[Extracted records]
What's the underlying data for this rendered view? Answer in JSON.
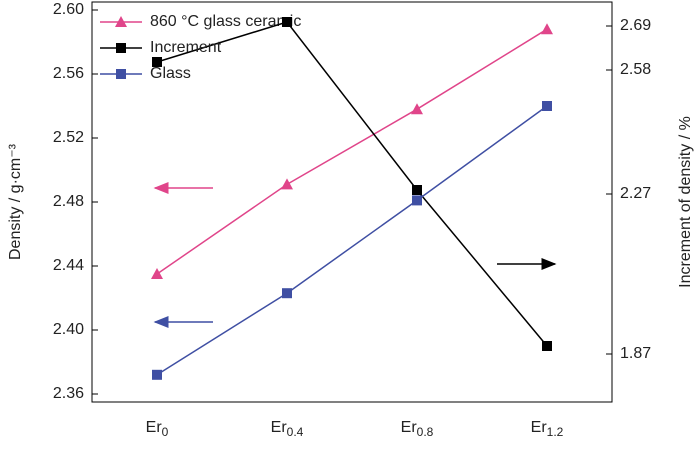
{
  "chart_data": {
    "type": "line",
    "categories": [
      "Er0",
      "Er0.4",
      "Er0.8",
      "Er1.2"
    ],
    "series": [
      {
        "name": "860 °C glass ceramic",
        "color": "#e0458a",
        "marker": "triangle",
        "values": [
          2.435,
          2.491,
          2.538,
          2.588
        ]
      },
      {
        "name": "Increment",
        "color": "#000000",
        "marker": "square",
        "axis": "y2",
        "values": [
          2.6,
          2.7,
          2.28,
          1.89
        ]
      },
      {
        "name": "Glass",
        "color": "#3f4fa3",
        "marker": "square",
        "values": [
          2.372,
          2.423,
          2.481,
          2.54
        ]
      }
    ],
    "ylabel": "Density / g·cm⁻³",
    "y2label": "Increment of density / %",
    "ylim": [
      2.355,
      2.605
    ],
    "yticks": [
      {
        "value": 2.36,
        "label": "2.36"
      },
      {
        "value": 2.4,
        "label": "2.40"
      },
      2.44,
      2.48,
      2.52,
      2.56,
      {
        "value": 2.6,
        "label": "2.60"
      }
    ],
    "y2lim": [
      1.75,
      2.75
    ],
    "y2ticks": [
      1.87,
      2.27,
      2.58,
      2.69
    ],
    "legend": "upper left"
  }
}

**What is asked**
Your task is to gather every line with the word "name" and copy it.

**Reply to the task**
        "name": "860 °C glass ceramic",
        "name": "Increment",
        "name": "Glass",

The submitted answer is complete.